### WHAT NEEDS TO BE DONE
Check every line of the entries below for the word "page", and copy the ones that have it.

■ ■ ■ ■ ■ ■ ■

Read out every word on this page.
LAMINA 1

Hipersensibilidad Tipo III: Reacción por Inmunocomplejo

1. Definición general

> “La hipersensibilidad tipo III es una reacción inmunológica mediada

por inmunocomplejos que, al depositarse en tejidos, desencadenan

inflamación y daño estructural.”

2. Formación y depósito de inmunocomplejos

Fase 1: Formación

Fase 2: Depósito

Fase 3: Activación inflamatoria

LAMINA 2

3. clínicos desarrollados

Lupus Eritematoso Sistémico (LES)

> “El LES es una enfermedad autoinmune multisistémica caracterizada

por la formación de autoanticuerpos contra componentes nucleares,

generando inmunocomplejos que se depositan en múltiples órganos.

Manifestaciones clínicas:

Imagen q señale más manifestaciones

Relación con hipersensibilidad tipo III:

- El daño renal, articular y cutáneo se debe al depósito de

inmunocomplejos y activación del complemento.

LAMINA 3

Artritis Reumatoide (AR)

■ ■ ■ ■ ■ ■ ■

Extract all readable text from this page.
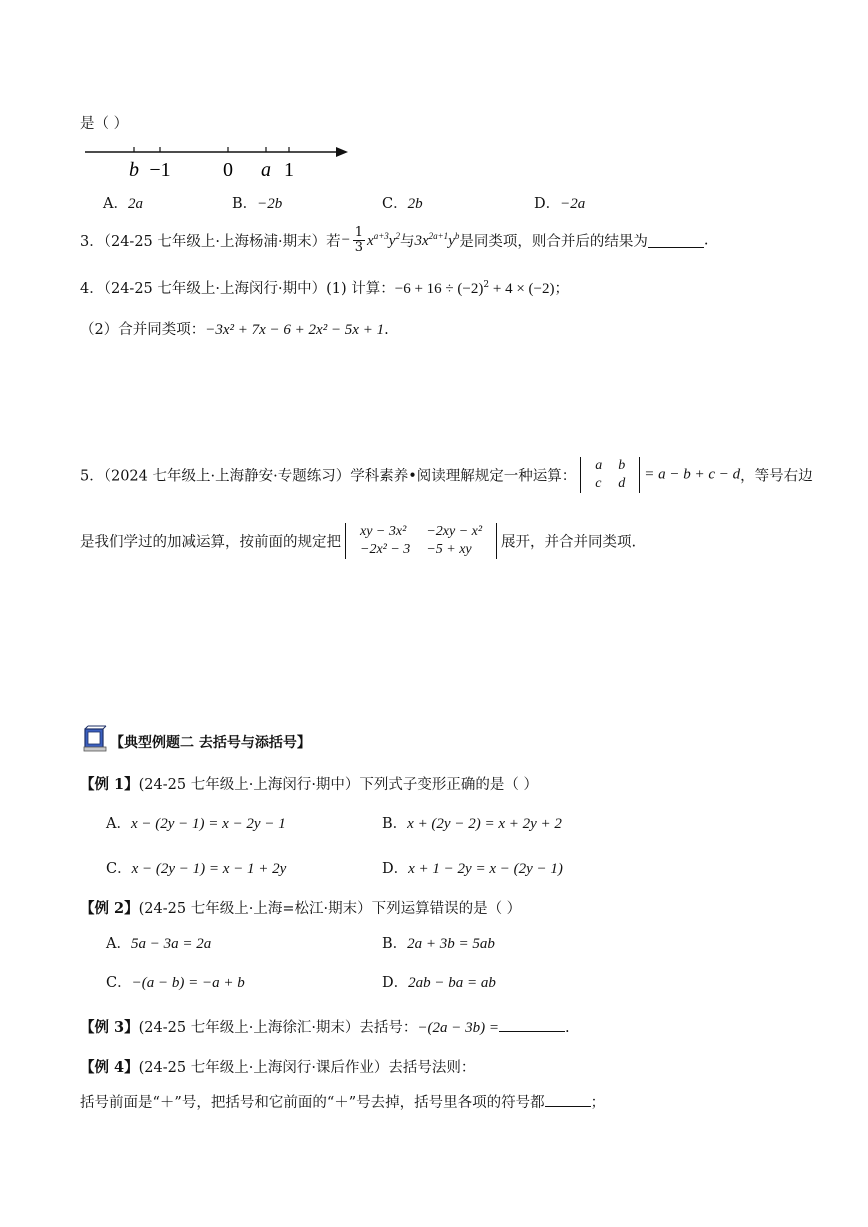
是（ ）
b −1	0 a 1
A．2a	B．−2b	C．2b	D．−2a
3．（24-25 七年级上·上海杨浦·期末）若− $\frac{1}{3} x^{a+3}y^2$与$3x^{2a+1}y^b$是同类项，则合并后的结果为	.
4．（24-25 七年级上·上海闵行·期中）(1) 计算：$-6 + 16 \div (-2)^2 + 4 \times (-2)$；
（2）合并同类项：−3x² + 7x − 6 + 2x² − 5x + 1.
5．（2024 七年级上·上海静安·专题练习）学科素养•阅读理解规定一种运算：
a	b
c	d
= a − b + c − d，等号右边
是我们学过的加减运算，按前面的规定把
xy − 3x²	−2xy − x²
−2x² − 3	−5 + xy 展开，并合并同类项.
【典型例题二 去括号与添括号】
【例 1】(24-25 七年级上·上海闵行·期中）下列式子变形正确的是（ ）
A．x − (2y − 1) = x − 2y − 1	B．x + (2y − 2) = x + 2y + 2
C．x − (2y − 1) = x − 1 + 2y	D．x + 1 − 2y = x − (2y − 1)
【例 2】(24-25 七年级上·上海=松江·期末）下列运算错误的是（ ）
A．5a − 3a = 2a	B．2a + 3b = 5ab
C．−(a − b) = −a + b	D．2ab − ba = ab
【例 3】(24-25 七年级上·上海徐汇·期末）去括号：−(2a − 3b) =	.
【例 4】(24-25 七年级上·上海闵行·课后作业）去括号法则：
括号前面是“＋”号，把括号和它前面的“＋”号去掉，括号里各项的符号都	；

■ ■ ■ ■ ■ ■ ■

### OUTPUT FOR THIS EXERCISE
Read out every word on this page.
Extract all readable text from this page.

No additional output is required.